Provided entries
********************

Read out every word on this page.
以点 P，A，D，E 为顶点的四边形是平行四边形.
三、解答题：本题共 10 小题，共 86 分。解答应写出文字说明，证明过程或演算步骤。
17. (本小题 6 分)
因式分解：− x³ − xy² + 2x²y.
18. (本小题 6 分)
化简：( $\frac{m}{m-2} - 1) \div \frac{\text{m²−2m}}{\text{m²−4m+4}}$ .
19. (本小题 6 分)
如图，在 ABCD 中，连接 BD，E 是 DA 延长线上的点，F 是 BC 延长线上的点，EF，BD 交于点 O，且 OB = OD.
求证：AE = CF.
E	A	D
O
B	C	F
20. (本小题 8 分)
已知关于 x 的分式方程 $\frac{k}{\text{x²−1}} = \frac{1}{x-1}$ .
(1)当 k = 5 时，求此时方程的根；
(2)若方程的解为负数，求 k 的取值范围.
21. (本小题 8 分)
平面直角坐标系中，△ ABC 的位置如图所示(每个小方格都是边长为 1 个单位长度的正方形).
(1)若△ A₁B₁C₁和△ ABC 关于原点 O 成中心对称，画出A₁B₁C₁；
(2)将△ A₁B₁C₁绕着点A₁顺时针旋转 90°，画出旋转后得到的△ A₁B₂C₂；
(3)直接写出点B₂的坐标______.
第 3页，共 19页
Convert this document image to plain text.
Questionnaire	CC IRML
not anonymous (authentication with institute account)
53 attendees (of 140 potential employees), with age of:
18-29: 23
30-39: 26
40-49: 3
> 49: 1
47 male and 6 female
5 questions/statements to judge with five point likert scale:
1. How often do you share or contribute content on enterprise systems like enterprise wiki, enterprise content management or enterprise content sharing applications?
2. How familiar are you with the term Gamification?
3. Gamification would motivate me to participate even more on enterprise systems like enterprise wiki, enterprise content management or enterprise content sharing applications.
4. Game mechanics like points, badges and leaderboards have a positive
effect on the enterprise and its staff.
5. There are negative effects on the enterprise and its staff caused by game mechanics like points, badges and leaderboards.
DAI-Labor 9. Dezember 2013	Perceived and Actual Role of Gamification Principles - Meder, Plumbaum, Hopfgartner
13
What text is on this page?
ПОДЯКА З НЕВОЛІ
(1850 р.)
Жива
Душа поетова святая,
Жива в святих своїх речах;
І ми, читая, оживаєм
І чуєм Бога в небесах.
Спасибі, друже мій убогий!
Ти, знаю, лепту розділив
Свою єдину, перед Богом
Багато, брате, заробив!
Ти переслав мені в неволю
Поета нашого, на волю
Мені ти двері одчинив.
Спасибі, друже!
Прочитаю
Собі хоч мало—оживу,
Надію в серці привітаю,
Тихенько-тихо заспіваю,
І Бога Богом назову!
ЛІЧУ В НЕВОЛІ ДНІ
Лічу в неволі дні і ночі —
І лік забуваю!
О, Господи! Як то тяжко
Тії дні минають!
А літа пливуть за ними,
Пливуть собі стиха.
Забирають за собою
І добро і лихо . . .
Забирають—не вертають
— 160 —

********************

Aim of the exercise
Sift through the entries and copy every line with "enterprise".

Correct answer
1. How often do you share or contribute content on enterprise systems like enterprise wiki, enterprise content management or enterprise content sharing applications?
3. Gamification would motivate me to participate even more on enterprise systems like enterprise wiki, enterprise content management or enterprise content sharing applications.
effect on the enterprise and its staff.
5. There are negative effects on the enterprise and its staff caused by game mechanics like points, badges and leaderboards.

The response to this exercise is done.